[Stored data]

━━━

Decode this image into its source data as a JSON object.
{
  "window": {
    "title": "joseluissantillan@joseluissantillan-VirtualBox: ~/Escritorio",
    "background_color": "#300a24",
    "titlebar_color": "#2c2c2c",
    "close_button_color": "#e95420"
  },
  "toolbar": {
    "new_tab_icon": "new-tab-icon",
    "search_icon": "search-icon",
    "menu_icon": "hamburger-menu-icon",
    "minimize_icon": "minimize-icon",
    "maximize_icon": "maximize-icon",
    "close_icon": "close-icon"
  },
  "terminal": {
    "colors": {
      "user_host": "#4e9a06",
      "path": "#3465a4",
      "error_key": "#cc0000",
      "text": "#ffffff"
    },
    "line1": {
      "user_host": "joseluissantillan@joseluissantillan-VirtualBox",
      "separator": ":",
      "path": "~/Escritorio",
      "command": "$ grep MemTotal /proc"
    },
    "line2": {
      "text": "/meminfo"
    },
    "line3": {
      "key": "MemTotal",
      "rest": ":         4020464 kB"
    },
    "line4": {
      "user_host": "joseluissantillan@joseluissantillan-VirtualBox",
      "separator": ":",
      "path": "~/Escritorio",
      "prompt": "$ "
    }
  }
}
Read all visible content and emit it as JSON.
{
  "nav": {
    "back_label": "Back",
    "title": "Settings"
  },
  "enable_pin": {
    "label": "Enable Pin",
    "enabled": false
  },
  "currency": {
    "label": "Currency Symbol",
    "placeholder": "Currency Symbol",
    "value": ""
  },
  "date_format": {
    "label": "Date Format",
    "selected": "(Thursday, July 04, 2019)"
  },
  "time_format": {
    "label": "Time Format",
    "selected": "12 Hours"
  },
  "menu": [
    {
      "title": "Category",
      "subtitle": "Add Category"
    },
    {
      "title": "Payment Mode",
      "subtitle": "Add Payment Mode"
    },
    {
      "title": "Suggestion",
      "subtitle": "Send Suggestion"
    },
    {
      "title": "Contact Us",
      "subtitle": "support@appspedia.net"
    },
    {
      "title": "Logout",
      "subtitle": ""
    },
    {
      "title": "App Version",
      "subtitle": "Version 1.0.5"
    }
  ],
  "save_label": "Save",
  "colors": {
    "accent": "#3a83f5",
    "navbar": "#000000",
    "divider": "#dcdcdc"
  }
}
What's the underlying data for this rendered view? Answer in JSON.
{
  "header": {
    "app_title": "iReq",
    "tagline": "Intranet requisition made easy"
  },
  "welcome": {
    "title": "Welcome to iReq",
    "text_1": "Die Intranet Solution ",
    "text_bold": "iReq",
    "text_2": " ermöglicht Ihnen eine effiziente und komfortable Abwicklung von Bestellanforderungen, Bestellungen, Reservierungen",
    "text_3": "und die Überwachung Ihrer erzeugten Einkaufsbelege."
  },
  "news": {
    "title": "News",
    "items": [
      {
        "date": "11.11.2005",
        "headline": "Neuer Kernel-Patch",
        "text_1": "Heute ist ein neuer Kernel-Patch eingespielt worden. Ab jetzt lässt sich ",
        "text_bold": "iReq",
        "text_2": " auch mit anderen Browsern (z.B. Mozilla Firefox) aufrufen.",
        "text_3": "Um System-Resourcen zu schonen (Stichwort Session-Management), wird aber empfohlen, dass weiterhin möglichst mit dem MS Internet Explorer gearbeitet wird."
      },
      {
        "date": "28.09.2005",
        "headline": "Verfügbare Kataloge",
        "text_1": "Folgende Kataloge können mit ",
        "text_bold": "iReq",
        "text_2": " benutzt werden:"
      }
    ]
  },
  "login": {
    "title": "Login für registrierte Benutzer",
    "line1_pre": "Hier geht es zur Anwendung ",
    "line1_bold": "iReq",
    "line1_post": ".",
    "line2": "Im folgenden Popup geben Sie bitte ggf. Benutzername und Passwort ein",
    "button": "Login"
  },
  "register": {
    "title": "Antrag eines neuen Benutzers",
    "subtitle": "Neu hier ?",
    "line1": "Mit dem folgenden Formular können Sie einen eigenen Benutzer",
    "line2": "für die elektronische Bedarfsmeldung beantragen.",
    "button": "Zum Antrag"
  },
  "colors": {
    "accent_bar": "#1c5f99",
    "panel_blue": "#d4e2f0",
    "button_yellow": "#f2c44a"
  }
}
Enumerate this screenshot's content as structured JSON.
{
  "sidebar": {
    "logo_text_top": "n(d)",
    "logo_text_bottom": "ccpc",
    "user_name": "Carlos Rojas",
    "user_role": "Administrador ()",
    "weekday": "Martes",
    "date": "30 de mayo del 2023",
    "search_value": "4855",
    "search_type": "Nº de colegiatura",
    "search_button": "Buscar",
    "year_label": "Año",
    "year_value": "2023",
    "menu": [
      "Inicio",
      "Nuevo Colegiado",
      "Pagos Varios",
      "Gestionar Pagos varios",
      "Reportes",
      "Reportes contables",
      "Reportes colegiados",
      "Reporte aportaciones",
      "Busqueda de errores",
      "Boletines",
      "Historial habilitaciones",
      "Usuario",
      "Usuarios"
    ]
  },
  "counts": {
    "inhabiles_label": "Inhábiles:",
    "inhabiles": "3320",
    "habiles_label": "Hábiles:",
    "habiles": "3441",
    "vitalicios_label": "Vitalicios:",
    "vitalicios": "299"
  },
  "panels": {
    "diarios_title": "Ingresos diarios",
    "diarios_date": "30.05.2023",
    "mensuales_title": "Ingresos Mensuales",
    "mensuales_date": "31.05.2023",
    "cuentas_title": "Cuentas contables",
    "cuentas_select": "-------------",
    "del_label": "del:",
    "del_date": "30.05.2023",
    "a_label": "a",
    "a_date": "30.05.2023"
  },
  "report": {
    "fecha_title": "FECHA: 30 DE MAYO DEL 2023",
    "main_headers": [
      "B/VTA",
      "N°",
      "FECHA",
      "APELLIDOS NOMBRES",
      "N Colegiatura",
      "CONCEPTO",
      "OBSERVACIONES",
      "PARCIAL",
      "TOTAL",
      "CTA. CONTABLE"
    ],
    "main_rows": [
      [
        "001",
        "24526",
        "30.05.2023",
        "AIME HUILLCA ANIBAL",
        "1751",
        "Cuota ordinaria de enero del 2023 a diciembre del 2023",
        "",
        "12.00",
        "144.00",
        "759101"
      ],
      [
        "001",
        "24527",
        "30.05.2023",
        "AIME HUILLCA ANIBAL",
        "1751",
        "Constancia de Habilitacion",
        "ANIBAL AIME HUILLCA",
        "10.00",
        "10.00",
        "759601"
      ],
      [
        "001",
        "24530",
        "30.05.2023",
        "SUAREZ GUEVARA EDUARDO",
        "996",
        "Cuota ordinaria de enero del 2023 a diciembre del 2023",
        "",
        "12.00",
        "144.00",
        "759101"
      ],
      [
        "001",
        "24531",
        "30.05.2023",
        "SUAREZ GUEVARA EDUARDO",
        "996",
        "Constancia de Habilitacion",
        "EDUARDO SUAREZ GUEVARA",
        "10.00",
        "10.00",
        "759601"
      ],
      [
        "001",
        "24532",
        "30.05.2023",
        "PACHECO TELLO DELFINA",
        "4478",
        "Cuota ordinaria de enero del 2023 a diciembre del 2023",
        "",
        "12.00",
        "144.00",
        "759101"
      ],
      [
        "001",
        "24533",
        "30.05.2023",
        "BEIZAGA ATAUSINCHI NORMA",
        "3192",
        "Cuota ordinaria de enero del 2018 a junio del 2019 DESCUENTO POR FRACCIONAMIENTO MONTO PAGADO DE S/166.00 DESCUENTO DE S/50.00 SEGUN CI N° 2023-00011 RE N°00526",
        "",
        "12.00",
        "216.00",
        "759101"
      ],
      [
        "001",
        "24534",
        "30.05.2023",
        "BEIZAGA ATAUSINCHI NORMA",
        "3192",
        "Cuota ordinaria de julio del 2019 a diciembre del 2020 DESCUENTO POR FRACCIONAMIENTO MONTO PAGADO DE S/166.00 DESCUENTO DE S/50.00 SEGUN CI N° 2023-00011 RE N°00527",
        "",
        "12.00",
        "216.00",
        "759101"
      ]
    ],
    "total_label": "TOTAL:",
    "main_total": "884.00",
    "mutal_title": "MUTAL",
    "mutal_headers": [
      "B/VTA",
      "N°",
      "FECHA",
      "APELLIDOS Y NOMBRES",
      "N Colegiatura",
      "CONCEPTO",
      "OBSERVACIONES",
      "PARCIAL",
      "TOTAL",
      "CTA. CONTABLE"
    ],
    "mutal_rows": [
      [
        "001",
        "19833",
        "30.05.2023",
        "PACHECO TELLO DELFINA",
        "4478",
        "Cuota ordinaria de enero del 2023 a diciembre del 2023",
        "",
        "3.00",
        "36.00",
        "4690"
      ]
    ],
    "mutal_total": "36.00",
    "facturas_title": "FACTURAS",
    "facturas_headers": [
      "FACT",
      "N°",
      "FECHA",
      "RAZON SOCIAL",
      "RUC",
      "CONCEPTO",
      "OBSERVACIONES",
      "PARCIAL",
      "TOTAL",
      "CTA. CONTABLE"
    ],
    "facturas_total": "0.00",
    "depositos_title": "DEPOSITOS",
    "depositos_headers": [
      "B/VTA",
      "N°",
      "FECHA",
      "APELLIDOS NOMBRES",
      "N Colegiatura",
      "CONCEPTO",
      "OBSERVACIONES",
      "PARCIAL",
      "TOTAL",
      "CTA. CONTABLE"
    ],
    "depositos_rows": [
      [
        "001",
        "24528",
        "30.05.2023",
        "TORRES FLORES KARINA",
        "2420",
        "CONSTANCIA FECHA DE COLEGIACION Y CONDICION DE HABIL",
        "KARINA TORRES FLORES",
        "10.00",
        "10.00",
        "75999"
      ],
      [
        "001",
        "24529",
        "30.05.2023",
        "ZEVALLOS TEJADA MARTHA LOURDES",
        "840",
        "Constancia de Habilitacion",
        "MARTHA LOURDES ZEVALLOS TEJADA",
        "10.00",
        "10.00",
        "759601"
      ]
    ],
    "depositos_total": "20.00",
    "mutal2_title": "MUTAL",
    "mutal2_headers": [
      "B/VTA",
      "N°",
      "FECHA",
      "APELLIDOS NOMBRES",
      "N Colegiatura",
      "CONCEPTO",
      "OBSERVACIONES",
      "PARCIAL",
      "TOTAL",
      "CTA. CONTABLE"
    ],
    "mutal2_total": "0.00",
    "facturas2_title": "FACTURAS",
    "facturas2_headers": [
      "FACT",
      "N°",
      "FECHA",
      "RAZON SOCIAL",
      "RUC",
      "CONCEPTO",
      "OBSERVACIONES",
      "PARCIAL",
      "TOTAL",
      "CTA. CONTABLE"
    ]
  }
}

━━━

**The exercise**. Point out every line holding the string "Intranet" and copy it.

**Reply**.
    "tagline": "Intranet requisition made easy"
    "text_1": "Die Intranet Solution ",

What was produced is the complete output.